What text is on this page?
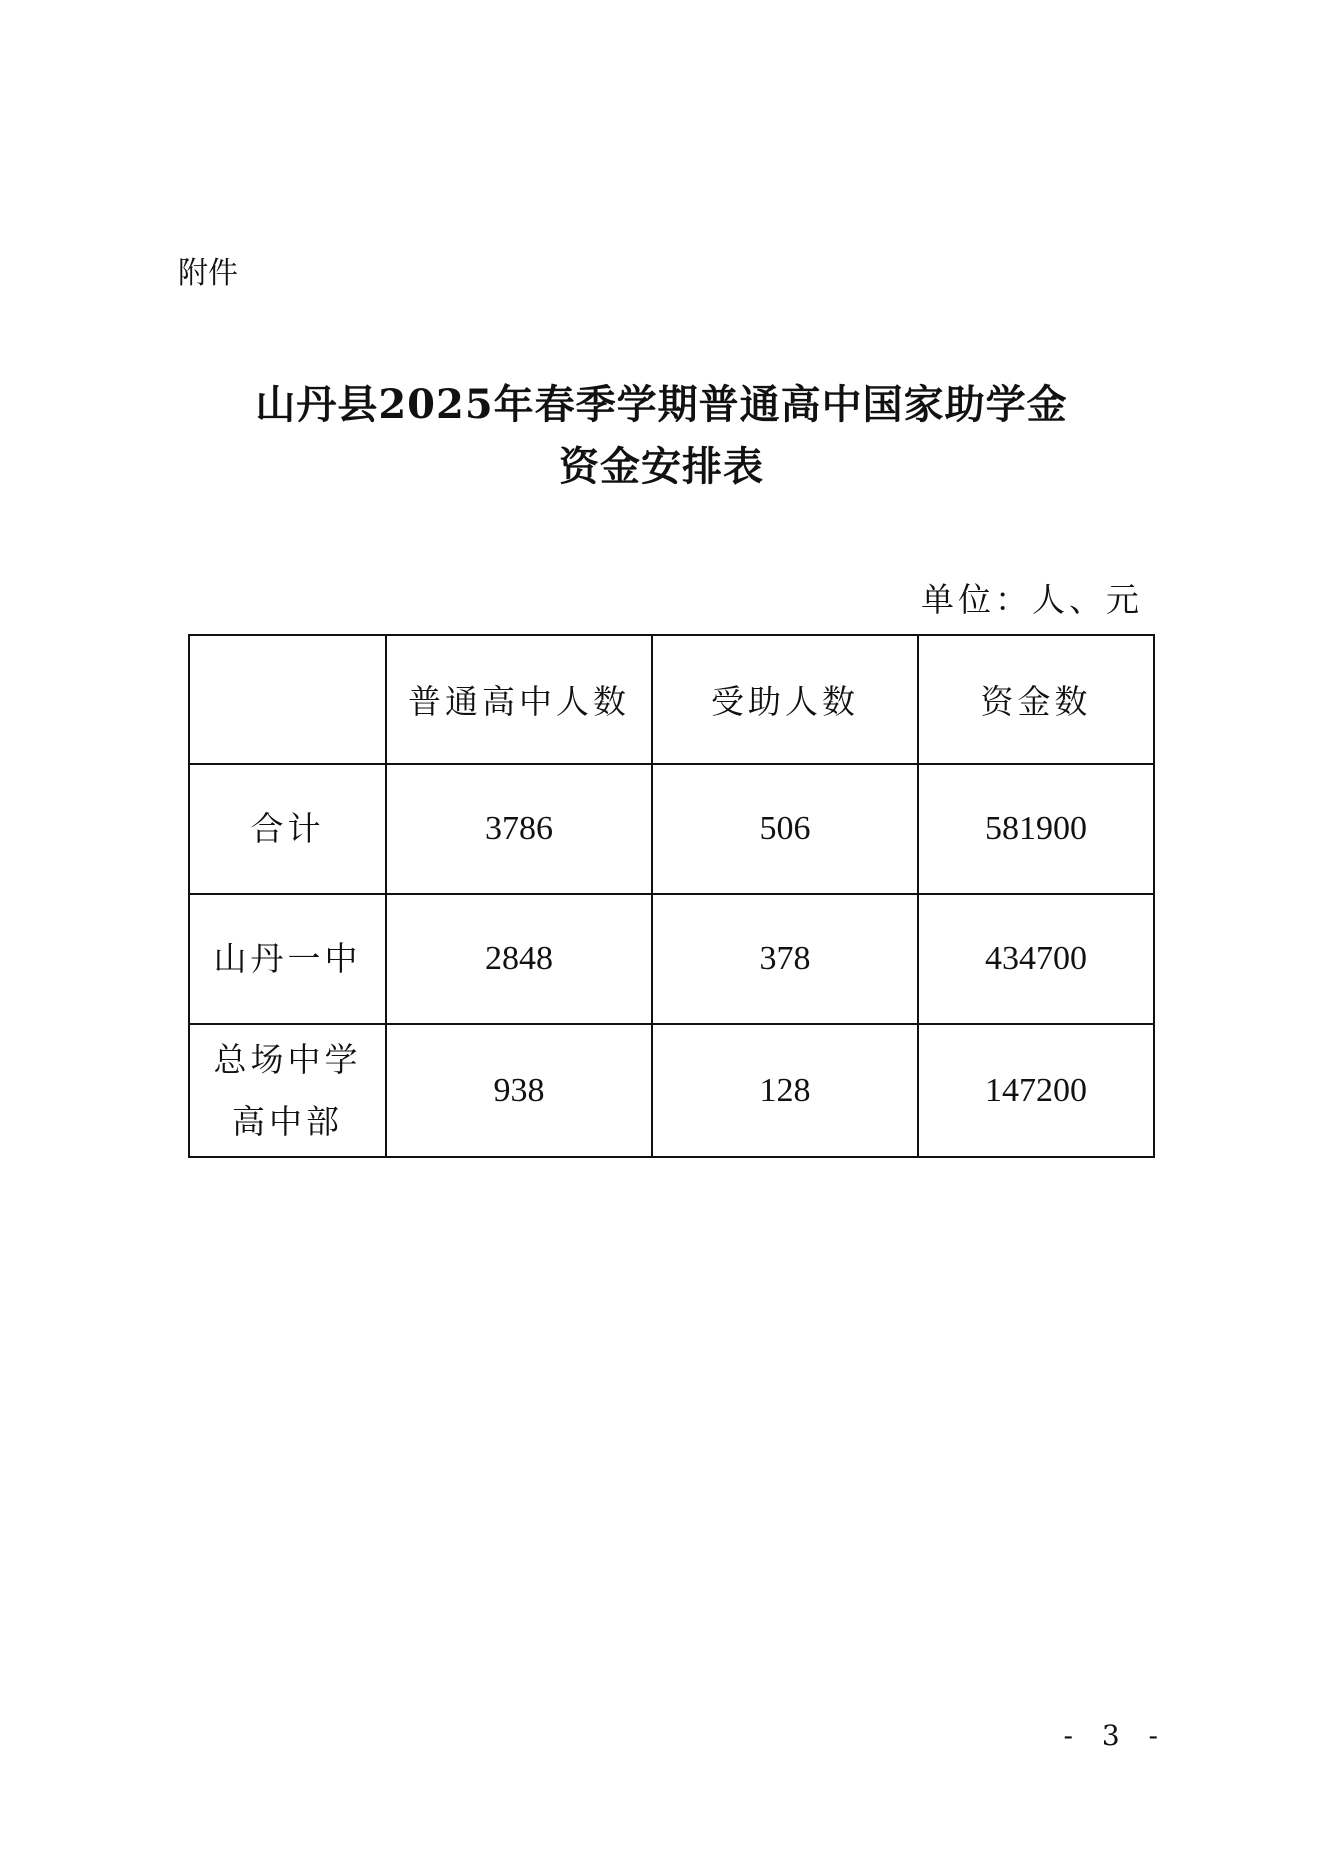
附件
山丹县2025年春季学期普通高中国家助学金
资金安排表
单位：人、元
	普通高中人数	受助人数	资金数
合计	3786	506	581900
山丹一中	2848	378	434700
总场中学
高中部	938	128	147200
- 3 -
---
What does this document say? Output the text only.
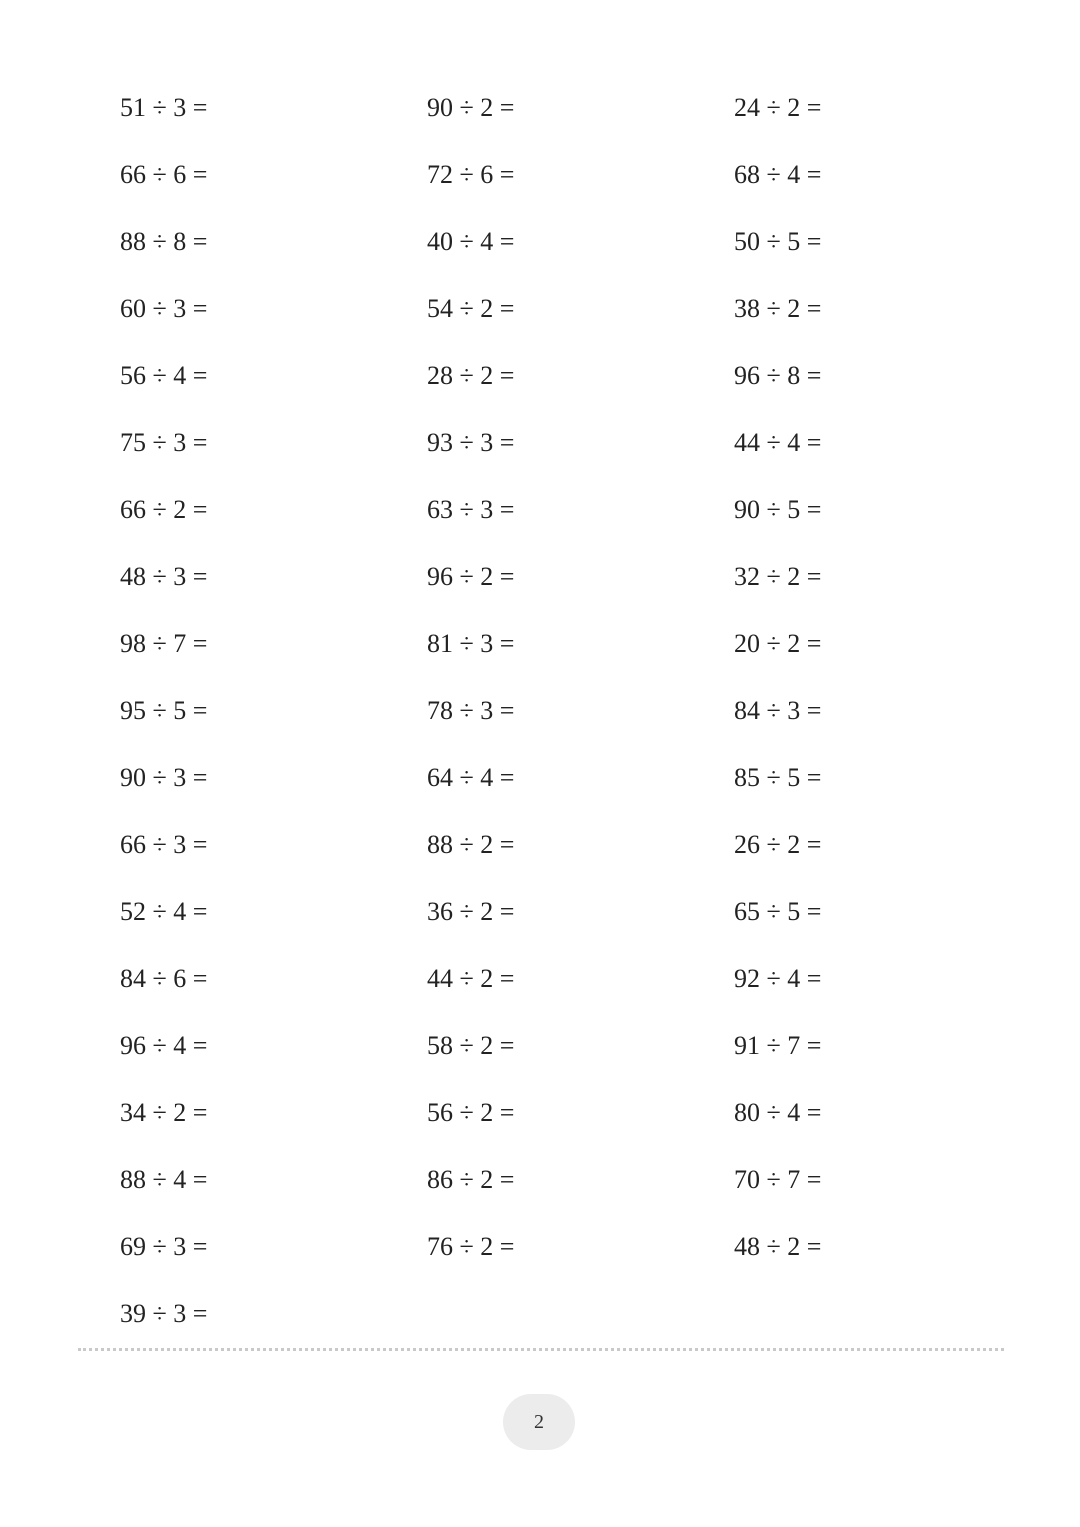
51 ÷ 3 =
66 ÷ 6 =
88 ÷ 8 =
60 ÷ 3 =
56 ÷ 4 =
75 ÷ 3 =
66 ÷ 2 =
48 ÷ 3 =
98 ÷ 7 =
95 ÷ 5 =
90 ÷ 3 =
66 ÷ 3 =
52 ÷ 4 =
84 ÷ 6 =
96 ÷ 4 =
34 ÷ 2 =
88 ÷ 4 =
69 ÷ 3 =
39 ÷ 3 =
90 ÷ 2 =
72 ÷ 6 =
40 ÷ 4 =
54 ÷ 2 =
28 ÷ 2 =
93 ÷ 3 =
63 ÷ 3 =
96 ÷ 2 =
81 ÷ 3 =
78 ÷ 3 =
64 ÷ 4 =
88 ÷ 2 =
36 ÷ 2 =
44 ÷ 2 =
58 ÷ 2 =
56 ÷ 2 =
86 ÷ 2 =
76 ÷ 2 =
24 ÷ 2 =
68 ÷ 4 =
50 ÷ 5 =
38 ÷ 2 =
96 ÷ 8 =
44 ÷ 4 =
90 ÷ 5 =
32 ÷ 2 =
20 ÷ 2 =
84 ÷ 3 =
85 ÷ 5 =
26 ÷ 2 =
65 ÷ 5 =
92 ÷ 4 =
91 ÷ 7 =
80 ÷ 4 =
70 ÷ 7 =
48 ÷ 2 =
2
---
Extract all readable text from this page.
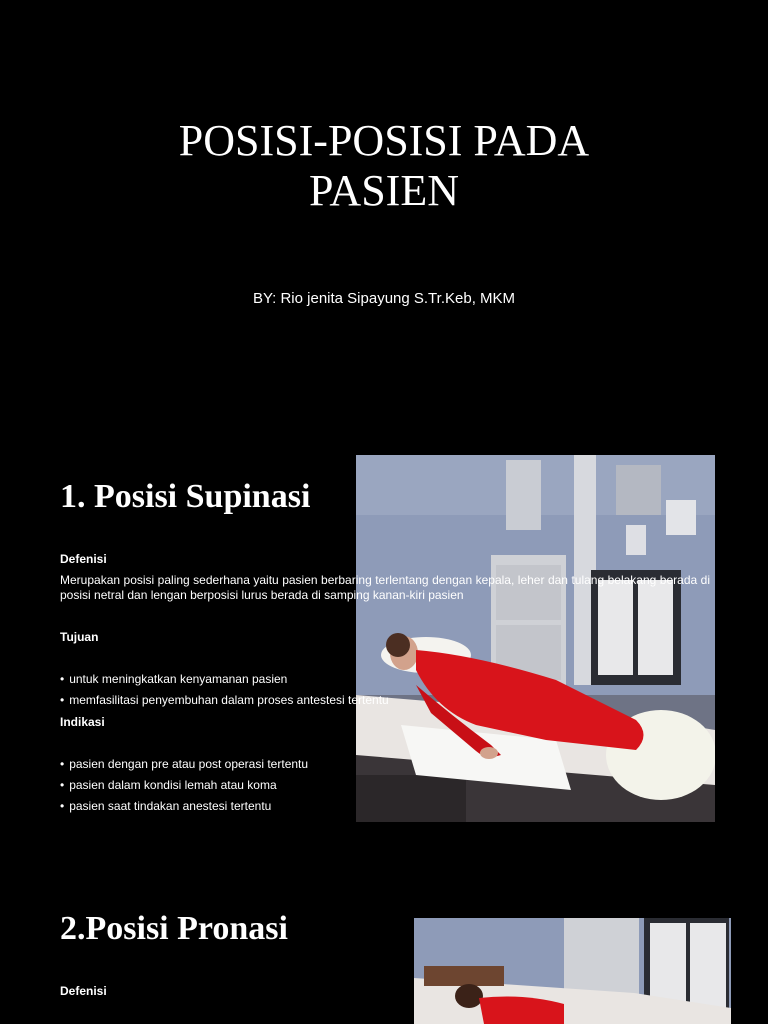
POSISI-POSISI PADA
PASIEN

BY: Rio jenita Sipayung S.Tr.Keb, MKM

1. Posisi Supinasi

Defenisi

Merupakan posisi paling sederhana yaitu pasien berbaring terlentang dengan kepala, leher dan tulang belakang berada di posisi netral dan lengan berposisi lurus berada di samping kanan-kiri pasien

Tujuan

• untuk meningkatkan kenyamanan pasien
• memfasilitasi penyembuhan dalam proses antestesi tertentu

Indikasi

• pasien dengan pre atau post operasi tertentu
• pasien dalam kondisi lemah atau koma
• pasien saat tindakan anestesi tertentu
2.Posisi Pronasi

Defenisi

* _EXERCISE_: Return all lines containing the word "atau".

* _OUTPUT FOR THIS TASK_:
• pasien dengan pre atau post operasi tertentu
• pasien dalam kondisi lemah atau koma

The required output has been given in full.